Task goal: For this exercise, repeat all of the material verbatim apart from its images.
──────
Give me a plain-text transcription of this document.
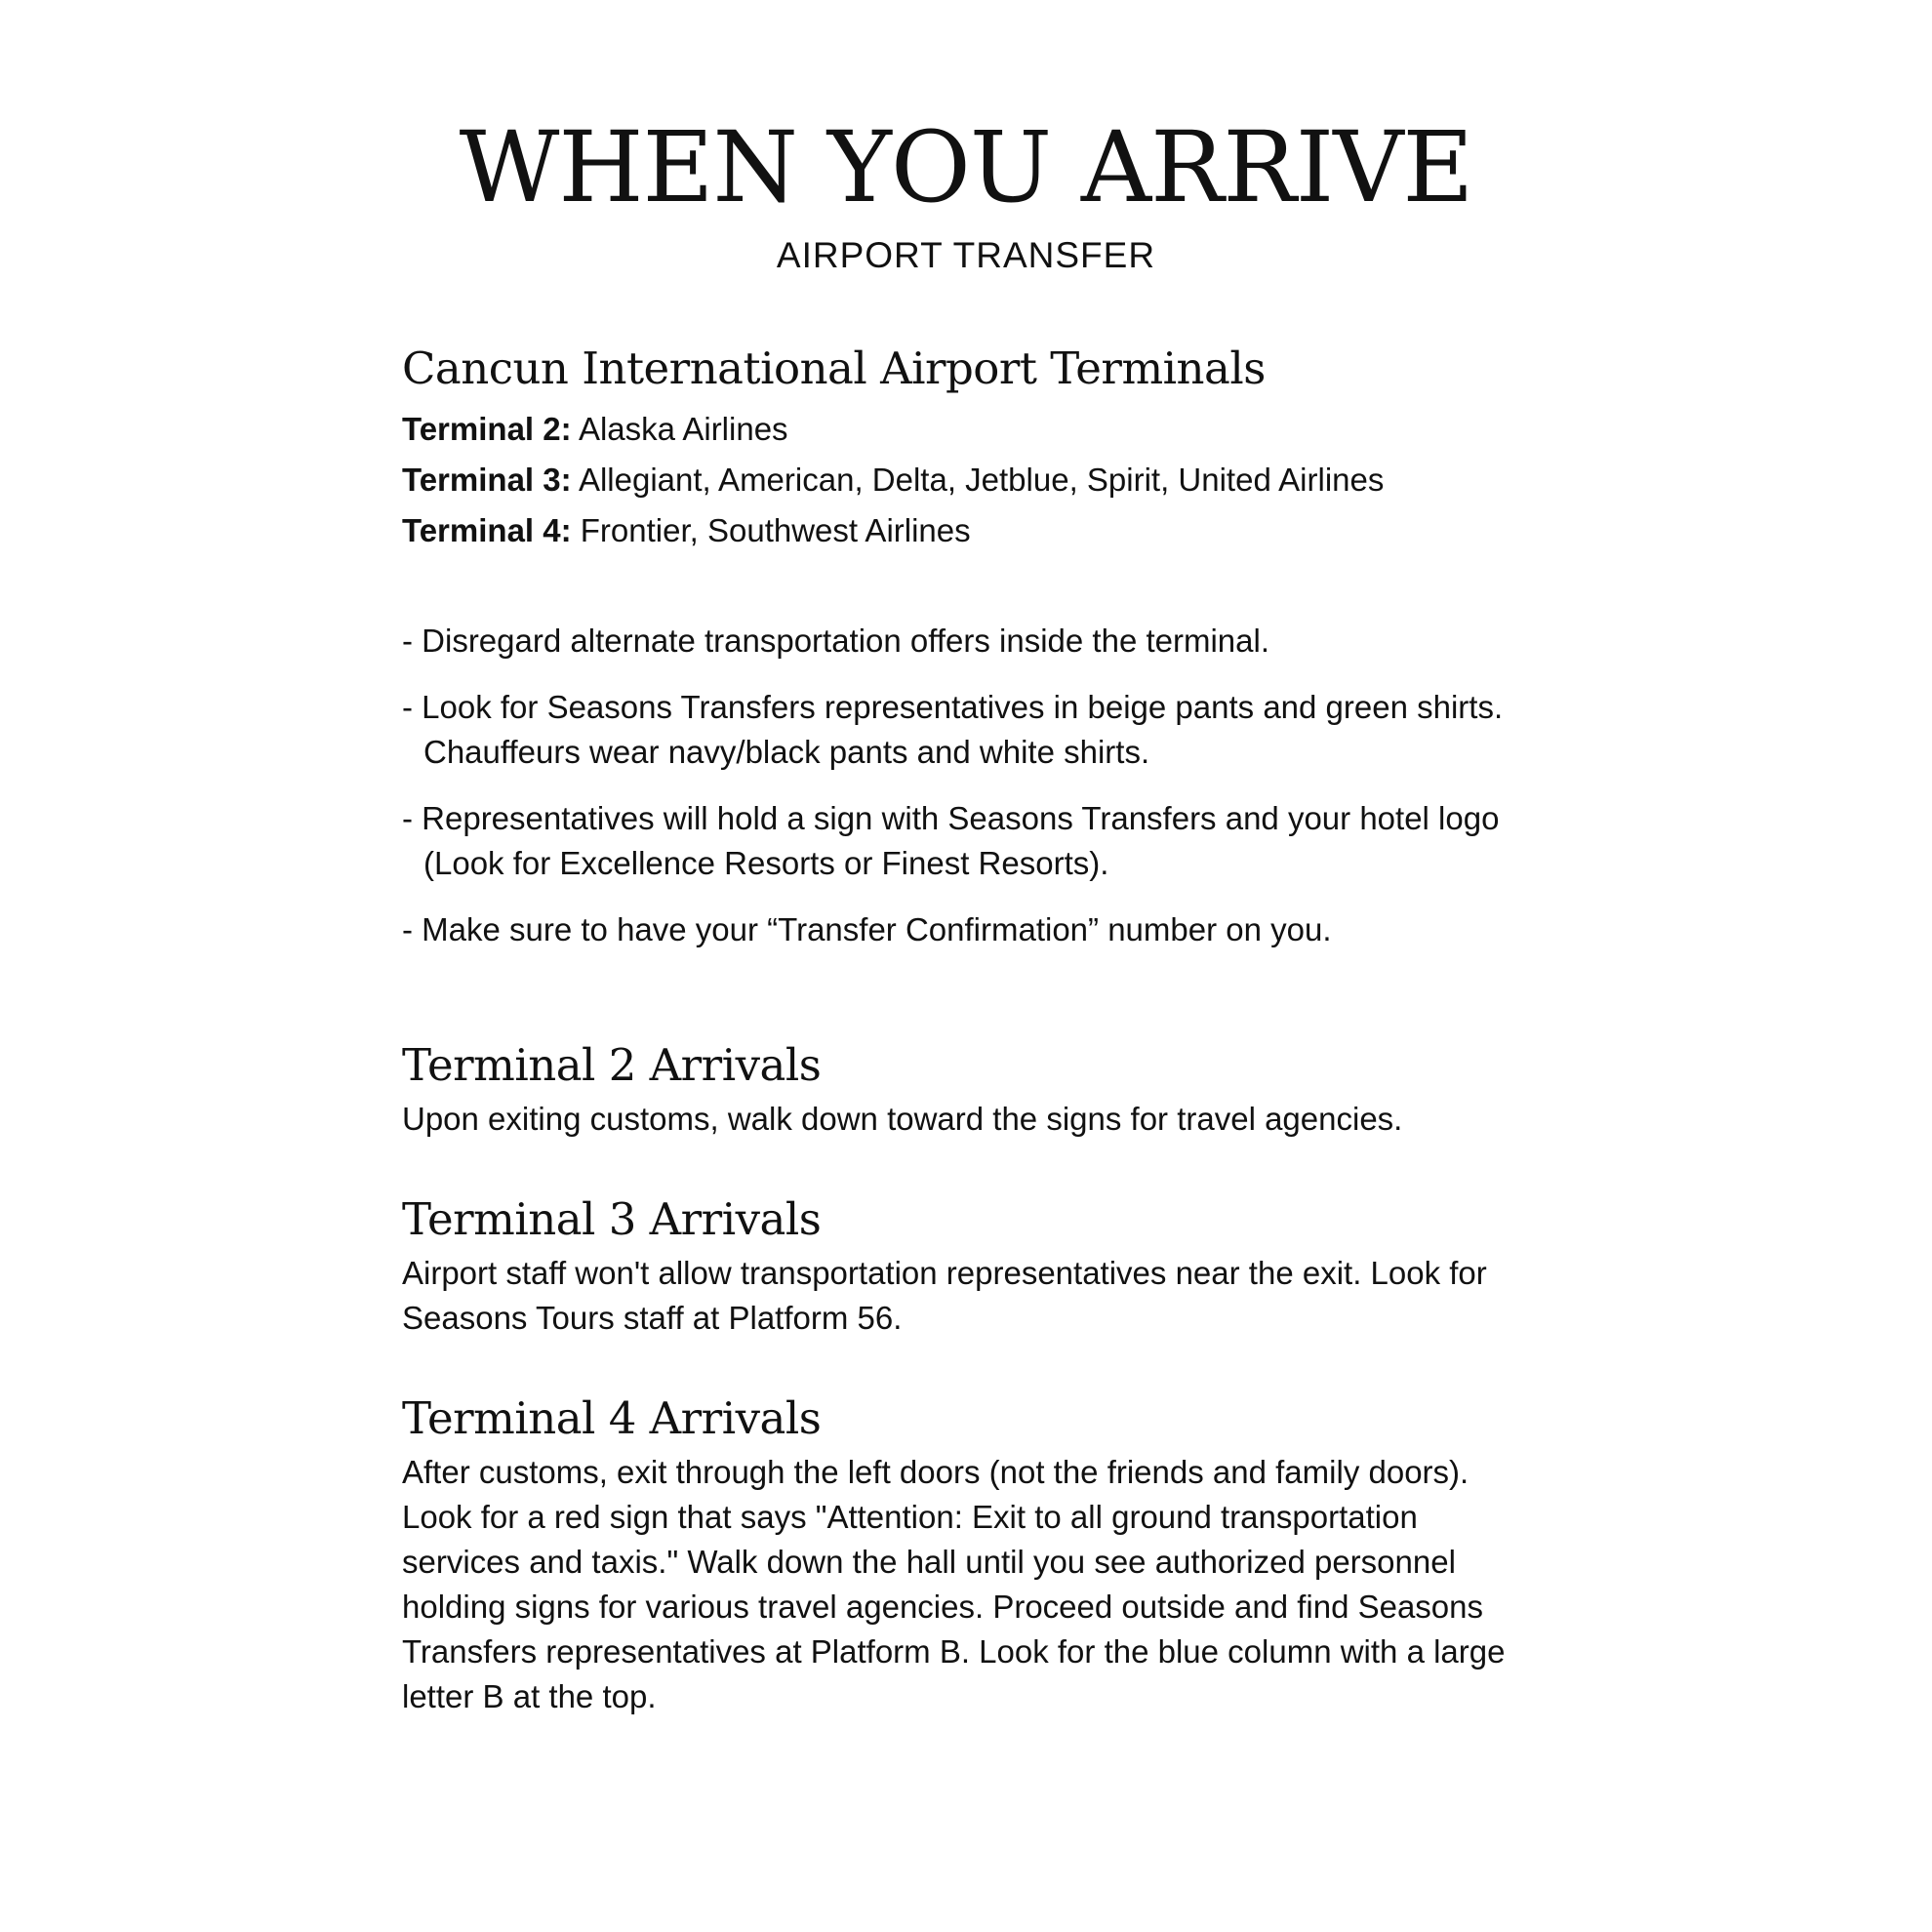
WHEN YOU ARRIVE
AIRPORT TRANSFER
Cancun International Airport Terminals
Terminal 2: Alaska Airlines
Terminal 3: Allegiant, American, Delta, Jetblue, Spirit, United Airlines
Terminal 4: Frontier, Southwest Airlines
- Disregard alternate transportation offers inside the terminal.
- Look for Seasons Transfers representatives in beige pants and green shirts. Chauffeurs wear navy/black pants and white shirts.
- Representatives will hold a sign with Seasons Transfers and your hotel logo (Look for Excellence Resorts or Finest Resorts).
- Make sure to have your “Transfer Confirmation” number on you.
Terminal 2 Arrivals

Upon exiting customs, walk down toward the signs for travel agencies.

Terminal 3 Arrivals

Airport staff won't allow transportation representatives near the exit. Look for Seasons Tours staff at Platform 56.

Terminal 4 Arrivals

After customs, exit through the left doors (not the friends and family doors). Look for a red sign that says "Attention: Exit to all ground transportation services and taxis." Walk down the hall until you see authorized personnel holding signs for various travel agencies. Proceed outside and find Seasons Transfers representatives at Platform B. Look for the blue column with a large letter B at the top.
──────
The solution:
Give me a plain-text transcription of this document.
WHEN YOU ARRIVE
AIRPORT TRANSFER
Cancun International Airport Terminals
Terminal 2: Alaska Airlines
Terminal 3: Allegiant, American, Delta, Jetblue, Spirit, United Airlines
Terminal 4: Frontier, Southwest Airlines
- Disregard alternate transportation offers inside the terminal.
- Look for Seasons Transfers representatives in beige pants and green shirts. Chauffeurs wear navy/black pants and white shirts.
- Representatives will hold a sign with Seasons Transfers and your hotel logo (Look for Excellence Resorts or Finest Resorts).
- Make sure to have your “Transfer Confirmation” number on you.
Terminal 2 Arrivals

Upon exiting customs, walk down toward the signs for travel agencies.

Terminal 3 Arrivals

Airport staff won't allow transportation representatives near the exit. Look for Seasons Tours staff at Platform 56.

Terminal 4 Arrivals

After customs, exit through the left doors (not the friends and family doors). Look for a red sign that says "Attention: Exit to all ground transportation services and taxis." Walk down the hall until you see authorized personnel holding signs for various travel agencies. Proceed outside and find Seasons Transfers representatives at Platform B. Look for the blue column with a large letter B at the top.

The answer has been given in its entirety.